* _Records for this exercise_:
# # # # # # #
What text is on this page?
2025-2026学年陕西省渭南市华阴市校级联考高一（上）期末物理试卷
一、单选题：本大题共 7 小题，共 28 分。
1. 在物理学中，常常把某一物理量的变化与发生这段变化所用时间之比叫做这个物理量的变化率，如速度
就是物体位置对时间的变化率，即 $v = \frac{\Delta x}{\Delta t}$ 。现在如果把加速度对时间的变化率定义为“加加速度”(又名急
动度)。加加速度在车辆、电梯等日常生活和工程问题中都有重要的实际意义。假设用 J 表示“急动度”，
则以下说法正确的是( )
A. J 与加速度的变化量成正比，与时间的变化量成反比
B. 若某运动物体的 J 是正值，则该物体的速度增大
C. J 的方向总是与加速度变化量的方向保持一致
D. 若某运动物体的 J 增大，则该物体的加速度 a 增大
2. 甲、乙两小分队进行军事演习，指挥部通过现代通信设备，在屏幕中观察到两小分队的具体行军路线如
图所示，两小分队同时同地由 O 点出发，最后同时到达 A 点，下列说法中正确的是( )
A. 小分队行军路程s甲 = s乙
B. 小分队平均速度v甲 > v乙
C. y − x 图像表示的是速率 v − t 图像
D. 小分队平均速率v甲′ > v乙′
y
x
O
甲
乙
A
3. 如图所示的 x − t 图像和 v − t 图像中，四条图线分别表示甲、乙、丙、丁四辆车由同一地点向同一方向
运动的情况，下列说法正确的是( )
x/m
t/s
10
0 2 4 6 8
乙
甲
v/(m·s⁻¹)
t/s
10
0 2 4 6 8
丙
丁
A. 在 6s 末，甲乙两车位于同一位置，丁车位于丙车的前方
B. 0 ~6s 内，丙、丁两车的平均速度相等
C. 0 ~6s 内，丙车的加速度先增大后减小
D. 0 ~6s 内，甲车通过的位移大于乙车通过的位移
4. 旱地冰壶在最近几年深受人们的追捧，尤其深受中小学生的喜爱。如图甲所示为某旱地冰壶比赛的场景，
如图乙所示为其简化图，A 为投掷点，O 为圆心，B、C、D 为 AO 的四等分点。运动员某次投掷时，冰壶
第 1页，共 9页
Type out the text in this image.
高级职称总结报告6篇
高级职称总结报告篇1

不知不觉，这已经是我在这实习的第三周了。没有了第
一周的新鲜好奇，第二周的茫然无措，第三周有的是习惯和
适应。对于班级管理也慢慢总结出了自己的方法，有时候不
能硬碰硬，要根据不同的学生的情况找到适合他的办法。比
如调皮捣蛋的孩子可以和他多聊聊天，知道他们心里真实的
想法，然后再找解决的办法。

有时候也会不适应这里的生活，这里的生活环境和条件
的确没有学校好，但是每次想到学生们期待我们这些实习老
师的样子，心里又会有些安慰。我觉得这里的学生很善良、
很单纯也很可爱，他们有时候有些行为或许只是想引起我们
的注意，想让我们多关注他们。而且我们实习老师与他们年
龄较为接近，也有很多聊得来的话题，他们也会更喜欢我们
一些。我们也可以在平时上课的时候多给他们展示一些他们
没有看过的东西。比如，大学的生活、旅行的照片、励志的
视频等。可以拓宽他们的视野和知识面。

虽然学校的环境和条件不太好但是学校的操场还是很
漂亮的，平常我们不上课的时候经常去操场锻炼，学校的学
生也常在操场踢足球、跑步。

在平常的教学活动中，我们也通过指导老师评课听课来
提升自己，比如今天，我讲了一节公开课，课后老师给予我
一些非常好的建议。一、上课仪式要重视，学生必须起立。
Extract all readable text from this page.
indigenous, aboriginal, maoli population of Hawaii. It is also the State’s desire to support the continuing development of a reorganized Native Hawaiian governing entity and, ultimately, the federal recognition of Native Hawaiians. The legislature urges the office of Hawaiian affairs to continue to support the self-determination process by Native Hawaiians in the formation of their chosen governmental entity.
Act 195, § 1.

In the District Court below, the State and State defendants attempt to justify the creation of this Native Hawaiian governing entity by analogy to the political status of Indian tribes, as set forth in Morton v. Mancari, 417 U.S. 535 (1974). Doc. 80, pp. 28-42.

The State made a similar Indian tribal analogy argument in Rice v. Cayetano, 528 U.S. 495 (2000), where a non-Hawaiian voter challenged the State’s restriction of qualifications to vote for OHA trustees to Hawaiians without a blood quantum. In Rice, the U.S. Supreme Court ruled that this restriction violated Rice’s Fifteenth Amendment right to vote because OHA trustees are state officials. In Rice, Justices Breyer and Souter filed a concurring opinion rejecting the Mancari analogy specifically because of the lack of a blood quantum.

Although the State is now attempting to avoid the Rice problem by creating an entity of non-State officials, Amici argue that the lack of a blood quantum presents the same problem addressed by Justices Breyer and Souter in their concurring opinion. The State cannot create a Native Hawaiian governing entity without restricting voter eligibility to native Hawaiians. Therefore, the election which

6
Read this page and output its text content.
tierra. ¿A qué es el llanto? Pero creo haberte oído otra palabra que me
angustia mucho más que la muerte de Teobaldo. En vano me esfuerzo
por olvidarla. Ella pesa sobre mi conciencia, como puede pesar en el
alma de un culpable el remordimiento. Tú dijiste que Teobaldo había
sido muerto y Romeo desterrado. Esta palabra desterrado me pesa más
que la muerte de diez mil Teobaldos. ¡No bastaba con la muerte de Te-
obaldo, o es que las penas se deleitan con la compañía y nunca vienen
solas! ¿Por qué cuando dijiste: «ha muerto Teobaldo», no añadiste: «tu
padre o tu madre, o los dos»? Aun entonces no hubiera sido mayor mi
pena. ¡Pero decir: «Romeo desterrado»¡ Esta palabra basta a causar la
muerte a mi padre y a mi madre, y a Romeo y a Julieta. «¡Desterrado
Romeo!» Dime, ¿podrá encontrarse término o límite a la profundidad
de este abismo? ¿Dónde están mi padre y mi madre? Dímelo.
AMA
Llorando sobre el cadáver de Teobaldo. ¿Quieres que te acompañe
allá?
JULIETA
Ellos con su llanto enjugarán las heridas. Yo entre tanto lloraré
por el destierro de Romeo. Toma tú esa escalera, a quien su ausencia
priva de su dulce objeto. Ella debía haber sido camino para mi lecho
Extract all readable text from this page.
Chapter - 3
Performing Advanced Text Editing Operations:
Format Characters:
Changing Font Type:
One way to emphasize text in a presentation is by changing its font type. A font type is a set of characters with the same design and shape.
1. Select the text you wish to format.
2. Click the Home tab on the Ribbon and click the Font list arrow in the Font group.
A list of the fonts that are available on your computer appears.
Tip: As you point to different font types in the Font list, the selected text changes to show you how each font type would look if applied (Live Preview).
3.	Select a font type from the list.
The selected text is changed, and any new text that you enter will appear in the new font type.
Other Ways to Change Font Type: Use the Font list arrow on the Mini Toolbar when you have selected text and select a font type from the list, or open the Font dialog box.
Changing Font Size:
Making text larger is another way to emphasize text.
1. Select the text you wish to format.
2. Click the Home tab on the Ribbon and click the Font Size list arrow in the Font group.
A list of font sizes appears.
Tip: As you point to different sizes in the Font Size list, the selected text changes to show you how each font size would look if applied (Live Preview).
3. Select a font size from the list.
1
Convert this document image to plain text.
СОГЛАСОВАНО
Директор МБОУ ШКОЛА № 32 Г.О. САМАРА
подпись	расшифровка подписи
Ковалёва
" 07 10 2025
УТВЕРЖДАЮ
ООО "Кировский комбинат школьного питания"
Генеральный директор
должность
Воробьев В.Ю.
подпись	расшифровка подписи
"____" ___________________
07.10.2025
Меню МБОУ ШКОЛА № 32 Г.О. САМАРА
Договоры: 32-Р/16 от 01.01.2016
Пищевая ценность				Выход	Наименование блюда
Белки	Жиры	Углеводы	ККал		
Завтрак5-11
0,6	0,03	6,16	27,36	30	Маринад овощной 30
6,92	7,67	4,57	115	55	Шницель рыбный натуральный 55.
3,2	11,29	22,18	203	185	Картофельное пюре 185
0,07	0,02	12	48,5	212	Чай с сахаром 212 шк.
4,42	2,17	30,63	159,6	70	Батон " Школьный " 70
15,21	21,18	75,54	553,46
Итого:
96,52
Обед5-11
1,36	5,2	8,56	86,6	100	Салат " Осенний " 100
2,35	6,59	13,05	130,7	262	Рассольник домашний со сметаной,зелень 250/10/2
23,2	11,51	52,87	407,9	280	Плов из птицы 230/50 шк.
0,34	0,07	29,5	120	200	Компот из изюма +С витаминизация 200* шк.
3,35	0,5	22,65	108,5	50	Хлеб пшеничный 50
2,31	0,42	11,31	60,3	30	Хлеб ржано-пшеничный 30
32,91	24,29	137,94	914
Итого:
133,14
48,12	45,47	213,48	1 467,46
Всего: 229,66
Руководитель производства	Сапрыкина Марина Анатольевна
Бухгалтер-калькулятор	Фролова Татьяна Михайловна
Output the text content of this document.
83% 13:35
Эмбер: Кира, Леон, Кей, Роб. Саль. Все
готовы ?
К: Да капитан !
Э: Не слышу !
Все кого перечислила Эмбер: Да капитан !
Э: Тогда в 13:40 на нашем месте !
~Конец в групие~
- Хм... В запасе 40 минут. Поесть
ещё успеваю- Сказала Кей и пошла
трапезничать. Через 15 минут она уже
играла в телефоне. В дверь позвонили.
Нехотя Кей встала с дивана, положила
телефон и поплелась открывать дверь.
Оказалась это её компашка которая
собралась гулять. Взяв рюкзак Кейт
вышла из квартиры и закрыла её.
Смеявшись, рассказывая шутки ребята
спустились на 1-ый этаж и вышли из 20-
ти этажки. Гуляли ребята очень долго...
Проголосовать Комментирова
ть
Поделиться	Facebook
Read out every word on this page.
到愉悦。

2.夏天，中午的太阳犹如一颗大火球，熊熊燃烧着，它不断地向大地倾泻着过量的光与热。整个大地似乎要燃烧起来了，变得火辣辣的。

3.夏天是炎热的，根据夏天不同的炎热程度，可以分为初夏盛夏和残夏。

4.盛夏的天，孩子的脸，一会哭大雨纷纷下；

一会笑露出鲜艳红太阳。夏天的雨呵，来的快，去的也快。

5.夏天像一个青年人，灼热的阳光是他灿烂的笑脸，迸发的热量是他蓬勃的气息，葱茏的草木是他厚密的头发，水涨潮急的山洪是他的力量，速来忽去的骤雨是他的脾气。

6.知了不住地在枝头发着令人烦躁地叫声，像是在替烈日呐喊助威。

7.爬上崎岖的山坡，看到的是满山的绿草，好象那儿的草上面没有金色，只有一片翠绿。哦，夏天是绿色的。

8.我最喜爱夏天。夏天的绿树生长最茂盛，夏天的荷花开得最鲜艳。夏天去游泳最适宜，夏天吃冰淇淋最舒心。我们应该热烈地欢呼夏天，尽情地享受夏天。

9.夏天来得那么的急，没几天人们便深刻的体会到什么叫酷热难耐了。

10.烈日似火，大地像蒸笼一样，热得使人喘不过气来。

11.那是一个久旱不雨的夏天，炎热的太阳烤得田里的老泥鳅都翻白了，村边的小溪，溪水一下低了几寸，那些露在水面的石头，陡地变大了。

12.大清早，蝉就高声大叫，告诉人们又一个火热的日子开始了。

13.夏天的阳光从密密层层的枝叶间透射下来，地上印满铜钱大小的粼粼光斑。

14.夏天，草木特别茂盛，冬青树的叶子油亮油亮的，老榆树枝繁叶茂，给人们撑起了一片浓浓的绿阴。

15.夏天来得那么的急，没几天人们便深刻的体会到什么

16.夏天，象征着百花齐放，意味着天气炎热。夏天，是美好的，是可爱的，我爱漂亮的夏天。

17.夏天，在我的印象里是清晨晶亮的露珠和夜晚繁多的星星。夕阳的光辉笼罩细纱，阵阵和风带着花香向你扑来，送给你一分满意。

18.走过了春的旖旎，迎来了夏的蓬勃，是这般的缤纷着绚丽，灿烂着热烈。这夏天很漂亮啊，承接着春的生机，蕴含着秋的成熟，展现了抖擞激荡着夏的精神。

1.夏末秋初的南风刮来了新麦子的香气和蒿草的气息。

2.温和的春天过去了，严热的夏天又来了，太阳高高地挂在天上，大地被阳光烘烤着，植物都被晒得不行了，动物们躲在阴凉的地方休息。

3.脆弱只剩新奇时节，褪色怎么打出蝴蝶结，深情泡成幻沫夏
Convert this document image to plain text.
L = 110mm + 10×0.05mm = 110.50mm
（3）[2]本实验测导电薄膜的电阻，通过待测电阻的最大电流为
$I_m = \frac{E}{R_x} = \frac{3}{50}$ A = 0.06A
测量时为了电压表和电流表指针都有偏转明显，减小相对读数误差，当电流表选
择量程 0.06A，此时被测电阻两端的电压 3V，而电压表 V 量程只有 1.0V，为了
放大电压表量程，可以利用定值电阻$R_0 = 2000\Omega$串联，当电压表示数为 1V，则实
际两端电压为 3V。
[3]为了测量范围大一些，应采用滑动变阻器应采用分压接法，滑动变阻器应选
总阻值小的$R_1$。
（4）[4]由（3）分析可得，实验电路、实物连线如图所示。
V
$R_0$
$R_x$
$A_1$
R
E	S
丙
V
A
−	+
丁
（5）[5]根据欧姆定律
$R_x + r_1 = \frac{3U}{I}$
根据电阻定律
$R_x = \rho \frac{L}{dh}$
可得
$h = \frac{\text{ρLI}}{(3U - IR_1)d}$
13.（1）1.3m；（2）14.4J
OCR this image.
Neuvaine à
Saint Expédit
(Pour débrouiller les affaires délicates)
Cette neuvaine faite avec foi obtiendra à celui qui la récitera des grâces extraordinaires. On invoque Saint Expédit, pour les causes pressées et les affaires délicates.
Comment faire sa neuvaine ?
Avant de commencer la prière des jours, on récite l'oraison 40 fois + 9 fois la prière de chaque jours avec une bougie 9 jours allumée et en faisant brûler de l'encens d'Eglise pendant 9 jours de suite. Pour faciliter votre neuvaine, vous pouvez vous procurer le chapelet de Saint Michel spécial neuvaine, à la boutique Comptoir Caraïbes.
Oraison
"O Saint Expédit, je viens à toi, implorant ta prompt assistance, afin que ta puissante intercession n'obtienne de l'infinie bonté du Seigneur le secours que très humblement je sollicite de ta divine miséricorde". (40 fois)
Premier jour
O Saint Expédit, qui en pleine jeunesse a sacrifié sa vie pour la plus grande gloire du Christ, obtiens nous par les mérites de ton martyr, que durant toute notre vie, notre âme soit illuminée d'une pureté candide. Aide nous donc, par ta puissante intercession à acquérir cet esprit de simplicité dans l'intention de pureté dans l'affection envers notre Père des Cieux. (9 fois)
# # # # # # #
* _Description of the task_:
Show all lines from the listing above in which "image" appears.

* _Complete response_:
Type out the text in this image.
Convert this document image to plain text.
Convert this document image to plain text.
OCR this image.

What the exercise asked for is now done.